Go through the listing and pick out each line with the word "Testimoni" in it.

______

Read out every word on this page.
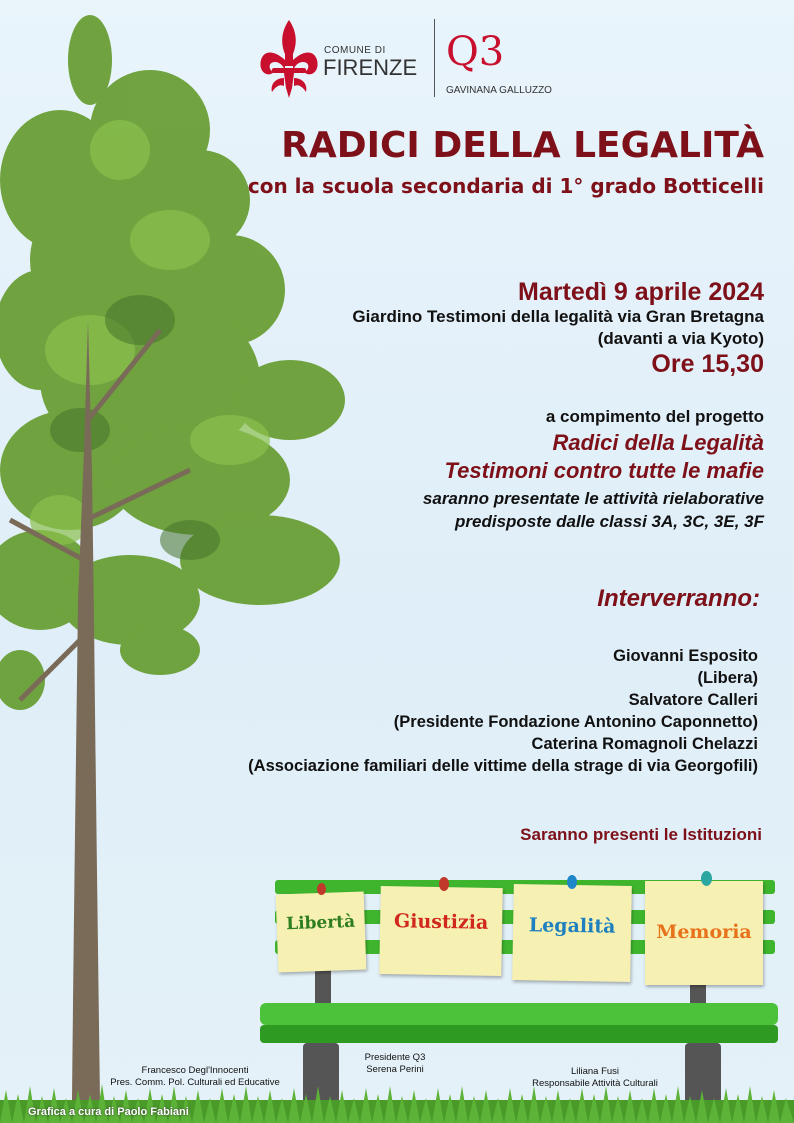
COMUNE DI
FIRENZE Q3
GAVINANA GALLUZZO
RADICI DELLA LEGALITÀ
con la scuola secondaria di 1° grado Botticelli
Martedì 9 aprile 2024
Giardino Testimoni della legalità via Gran Bretagna
(davanti a via Kyoto)
Ore 15,30
a compimento del progetto
Radici della Legalità
Testimoni contro tutte le mafie
saranno presentate le attività rielaborative
predisposte dalle classi 3A, 3C, 3E, 3F
Interverranno:
Giovanni Esposito
(Libera)
Salvatore Calleri
(Presidente Fondazione Antonino Caponnetto)
Caterina Romagnoli Chelazzi
(Associazione familiari delle vittime della strage di via Georgofili)
Saranno presenti le Istituzioni
Libertà	Giustizia	Legalità	Memoria
Francesco Degl'Innocenti
Pres. Comm. Pol. Culturali ed Educative
Presidente Q3
Serena Perini	Liliana Fusi
Responsabile Attività Culturali
Grafica a cura di Paolo Fabiani
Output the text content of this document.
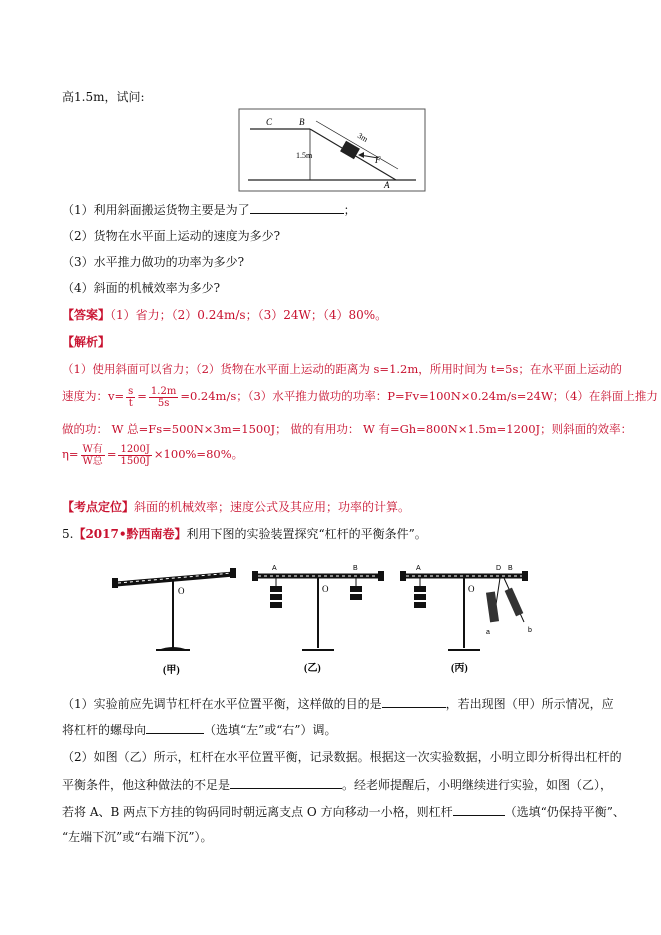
高1.5m，试问:
C	B
3m
1.5m	F
A
（1）利用斜面搬运货物主要是为了	；
（2）货物在水平面上运动的速度为多少?
（3）水平推力做功的功率为多少?
（4）斜面的机械效率为多少?
【答案】（1）省力；（2）0.24m/s；（3）24W；（4）80%。
【解析】
（1）使用斜面可以省力；（2）货物在水平面上运动的距离为 s=1.2m，所用时间为 t=5s；在水平面上运动的
速度为：$v= \frac{s}{t} = \frac{1.2m}{5s} =0.24m/s$；（3）水平推力做功的功率：P=Fv=100N×0.24m/s=24W；（4）在斜面上推力
做的功： W 总=Fs=500N×3m=1500J； 做的有用功： W 有=Gh=800N×1.5m=1200J；则斜面的效率：
$\eta= \frac{\text{W有}}{\text{W总}} = \frac{1200J}{1500J} \times 100\%=80\%$。
【考点定位】斜面的机械效率；速度公式及其应用；功率的计算。
5.【2017•黔西南卷】利用下图的实验装置探究“杠杆的平衡条件”。
O
(甲)
A	B
O
(乙)
A	D B
O
a	b
(丙)
（1）实验前应先调节杠杆在水平位置平衡，这样做的目的是	，若出现图（甲）所示情况，应
将杠杆的螺母向	（选填“左”或“右”）调。
（2）如图（乙）所示，杠杆在水平位置平衡，记录数据。根据这一次实验数据，小明立即分析得出杠杆的
平衡条件，他这种做法的不足是	。经老师提醒后，小明继续进行实验，如图（乙），
若将 A、B 两点下方挂的钩码同时朝远离支点 O 方向移动一小格，则杠杆	（选填“仍保持平衡”、
“左端下沉”或“右端下沉”）。
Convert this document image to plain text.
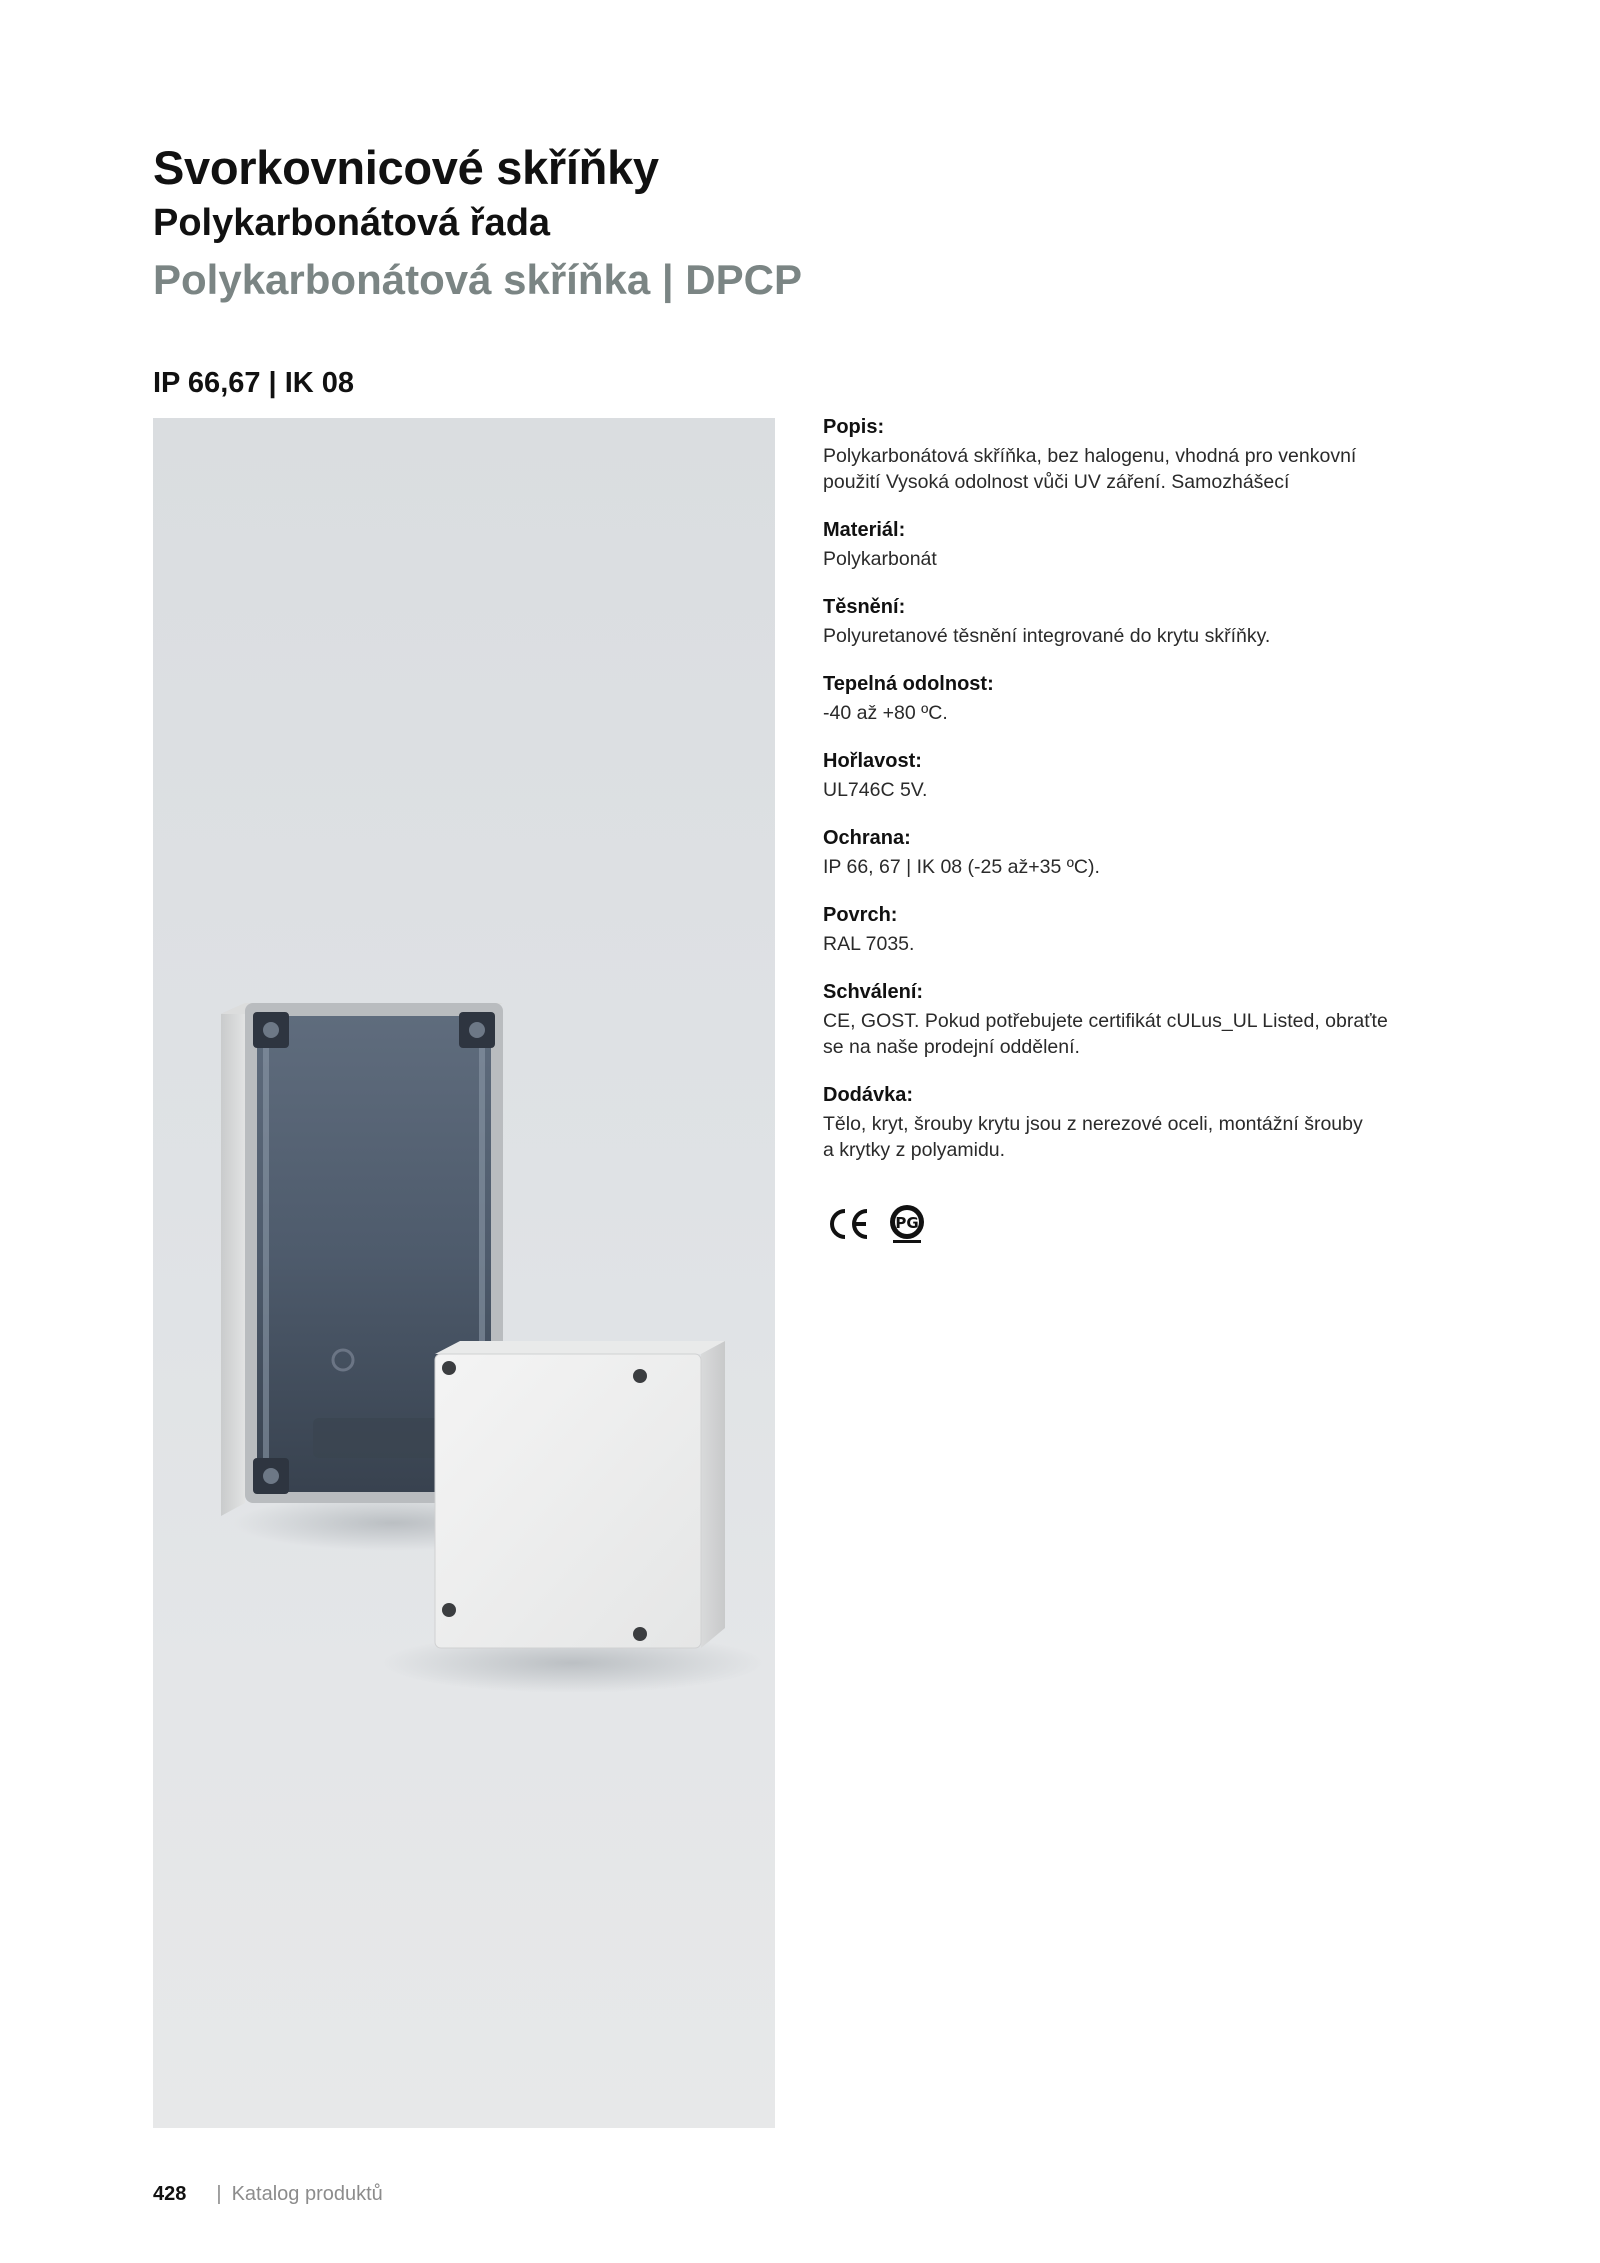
Svorkovnicové skříňky
Polykarbonátová řada
Polykarbonátová skříňka | DPCP
IP 66,67 | IK 08
Popis:
Polykarbonátová skříňka, bez halogenu, vhodná pro venkovní
použití Vysoká odolnost vůči UV záření. Samozhášecí
Materiál:
Polykarbonát
Těsnění:
Polyuretanové těsnění integrované do krytu skříňky.
Tepelná odolnost:
-40 až +80 ºC.
Hořlavost:
UL746C 5V.
Ochrana:
IP 66, 67 | IK 08 (-25 až+35 ºC).
Povrch:
RAL 7035.
Schválení:
CE, GOST. Pokud potřebujete certifikát cULus_UL Listed, obraťte
se na naše prodejní oddělení.
Dodávka:
Tělo, kryt, šrouby krytu jsou z nerezové oceli, montážní šrouby
a krytky z polyamidu.
PG
428 | Katalog produktů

______

Written answer =
Giardino Testimoni della legalità via Gran Bretagna
Testimoni contro tutte le mafie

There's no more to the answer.